• _Exercise instructions_:
Copy out each line of the material below that holds the string "graces".

(Dataset items)
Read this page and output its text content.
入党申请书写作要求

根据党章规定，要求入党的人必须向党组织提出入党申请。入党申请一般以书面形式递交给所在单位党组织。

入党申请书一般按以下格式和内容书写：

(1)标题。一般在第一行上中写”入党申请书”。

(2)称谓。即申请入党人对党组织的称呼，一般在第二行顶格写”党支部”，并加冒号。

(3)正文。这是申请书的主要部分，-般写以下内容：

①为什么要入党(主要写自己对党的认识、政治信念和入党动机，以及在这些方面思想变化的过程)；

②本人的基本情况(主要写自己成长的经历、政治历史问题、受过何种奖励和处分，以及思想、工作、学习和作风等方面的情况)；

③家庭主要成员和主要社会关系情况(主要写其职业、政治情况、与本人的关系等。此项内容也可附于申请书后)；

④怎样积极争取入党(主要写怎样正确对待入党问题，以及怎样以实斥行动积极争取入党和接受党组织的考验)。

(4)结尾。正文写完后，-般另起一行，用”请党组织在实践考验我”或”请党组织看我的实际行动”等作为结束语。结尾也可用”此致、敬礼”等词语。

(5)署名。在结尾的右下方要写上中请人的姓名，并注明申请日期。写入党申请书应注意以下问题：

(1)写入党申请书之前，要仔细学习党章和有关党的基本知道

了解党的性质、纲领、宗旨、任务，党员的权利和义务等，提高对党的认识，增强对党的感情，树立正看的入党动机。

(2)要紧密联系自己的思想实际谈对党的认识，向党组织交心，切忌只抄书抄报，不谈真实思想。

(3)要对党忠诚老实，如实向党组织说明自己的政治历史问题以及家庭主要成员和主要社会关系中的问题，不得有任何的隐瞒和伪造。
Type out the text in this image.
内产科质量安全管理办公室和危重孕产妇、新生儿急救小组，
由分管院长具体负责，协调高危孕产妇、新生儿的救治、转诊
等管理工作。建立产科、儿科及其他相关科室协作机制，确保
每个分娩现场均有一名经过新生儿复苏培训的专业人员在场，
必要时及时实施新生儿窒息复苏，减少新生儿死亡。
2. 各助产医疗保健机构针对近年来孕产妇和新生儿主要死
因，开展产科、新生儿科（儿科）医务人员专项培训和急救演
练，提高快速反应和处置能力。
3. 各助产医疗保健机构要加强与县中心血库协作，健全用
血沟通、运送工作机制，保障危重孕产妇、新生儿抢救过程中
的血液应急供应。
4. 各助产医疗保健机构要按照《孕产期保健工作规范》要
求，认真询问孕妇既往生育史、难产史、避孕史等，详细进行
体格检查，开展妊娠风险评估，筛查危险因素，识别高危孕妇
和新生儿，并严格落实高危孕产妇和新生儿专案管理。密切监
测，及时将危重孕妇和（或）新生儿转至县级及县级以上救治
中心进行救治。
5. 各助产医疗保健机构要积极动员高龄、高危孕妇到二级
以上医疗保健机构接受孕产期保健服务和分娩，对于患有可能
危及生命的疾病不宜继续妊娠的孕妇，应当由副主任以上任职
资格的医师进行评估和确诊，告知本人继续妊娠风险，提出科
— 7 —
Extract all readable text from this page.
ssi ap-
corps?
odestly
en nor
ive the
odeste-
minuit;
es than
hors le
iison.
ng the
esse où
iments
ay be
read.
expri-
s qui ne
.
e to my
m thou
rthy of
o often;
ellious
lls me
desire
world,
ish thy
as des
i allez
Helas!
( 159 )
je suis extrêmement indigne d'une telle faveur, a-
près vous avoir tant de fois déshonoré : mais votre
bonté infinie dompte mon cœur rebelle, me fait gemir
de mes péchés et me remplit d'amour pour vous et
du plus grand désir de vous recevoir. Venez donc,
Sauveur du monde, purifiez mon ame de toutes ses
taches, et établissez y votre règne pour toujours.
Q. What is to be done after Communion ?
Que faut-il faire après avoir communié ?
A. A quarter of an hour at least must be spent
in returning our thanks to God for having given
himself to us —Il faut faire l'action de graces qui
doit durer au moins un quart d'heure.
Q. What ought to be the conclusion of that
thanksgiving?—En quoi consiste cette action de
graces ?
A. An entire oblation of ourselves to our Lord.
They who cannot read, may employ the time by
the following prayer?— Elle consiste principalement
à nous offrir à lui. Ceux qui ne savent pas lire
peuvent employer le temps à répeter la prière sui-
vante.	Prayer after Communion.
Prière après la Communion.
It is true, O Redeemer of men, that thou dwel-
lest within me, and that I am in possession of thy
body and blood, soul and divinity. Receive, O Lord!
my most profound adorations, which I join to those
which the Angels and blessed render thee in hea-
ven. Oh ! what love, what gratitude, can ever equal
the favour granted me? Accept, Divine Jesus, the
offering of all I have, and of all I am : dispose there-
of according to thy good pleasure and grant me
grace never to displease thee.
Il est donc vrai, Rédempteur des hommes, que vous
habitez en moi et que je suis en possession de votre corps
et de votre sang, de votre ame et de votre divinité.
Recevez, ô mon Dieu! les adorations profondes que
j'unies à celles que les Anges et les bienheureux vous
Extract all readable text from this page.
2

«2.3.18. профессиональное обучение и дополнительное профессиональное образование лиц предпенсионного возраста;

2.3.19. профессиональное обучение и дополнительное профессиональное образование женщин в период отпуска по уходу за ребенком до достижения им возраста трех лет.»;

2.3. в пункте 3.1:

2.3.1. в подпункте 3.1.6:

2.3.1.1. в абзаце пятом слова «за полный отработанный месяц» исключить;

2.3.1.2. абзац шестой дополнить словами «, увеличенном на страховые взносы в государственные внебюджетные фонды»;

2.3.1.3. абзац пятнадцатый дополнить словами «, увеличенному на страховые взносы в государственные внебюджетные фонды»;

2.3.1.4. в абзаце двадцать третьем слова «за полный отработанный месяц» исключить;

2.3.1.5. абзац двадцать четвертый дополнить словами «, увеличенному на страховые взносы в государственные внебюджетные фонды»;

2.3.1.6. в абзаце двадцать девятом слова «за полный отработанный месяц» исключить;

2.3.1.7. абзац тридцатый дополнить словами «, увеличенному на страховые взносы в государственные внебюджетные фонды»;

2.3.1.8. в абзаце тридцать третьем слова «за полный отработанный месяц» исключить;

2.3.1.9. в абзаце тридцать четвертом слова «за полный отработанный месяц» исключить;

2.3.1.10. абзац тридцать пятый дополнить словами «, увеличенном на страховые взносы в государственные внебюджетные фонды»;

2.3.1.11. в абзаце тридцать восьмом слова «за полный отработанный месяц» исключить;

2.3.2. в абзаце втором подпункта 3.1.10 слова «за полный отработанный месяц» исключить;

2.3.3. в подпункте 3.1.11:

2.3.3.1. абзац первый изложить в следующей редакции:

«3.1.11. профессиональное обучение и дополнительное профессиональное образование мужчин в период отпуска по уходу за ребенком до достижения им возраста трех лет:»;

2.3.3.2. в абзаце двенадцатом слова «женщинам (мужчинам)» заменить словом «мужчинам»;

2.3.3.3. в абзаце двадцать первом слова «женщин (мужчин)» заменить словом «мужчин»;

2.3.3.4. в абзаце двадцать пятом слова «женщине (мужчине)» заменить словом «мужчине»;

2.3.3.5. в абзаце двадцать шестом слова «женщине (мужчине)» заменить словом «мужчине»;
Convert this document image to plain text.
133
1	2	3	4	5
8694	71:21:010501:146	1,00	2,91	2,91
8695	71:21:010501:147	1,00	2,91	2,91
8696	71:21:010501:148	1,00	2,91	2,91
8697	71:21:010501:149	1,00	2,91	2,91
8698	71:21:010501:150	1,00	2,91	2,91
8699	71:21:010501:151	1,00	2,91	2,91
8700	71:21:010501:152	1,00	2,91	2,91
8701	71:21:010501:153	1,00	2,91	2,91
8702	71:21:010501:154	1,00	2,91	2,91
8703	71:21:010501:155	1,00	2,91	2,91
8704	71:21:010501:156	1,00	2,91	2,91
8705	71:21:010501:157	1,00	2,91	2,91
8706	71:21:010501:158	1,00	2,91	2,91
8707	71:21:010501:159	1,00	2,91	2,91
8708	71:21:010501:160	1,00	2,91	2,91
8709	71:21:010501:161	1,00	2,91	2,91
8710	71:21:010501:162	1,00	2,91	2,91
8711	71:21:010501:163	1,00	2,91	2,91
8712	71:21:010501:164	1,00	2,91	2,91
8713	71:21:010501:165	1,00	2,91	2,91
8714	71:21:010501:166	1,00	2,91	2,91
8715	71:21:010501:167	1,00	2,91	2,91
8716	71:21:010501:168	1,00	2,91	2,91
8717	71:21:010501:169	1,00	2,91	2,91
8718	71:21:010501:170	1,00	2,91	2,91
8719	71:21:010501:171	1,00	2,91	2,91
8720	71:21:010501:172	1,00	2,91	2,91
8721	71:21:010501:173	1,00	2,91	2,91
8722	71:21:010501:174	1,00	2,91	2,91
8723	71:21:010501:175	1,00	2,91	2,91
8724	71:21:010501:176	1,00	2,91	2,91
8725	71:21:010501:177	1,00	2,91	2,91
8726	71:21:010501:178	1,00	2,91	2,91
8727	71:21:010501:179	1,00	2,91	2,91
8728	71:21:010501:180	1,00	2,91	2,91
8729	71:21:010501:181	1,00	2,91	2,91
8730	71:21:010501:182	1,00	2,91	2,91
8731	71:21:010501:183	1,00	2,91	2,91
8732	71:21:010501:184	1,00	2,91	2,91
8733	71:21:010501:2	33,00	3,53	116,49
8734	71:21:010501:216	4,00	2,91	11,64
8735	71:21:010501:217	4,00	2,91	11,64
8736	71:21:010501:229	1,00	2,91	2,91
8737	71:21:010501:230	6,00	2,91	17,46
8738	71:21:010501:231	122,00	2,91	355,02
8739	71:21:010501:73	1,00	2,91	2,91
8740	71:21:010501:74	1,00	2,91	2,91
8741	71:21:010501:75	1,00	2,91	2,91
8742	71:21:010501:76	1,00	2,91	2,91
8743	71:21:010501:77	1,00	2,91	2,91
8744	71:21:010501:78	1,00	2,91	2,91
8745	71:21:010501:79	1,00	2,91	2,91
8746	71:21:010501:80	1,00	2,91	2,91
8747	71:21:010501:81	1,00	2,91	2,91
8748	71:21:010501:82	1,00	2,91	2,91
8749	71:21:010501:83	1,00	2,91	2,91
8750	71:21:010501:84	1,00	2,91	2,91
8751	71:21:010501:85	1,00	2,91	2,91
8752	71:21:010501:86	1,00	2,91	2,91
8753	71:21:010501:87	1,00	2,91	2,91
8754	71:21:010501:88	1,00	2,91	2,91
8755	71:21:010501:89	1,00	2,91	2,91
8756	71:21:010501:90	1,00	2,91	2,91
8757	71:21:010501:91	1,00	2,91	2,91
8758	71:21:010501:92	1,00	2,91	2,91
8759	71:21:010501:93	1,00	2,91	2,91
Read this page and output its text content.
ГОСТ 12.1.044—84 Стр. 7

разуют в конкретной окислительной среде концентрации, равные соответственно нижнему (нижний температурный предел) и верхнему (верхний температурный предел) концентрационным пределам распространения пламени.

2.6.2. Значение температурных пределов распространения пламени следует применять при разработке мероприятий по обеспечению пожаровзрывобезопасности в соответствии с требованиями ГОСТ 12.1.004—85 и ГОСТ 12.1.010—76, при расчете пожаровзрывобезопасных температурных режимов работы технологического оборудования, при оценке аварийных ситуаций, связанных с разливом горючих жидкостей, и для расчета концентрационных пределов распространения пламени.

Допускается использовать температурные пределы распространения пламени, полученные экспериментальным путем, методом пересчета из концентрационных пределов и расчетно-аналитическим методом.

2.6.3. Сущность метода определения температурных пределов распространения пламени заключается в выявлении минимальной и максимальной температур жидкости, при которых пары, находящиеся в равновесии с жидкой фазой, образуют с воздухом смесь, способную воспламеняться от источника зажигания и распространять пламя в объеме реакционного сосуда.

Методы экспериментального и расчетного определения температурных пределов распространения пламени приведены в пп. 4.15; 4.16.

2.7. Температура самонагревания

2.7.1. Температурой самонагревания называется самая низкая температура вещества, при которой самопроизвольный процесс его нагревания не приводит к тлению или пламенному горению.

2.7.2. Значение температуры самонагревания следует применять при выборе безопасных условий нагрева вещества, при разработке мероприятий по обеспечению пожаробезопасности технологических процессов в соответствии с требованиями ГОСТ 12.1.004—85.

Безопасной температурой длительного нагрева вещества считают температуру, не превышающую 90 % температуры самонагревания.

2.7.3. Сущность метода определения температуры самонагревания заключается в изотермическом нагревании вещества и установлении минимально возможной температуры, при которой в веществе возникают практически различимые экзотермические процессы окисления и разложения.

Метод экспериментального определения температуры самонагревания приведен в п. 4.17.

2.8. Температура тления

• _Worked solution_:
himself to us —Il faut faire l'action de graces qui
graces ?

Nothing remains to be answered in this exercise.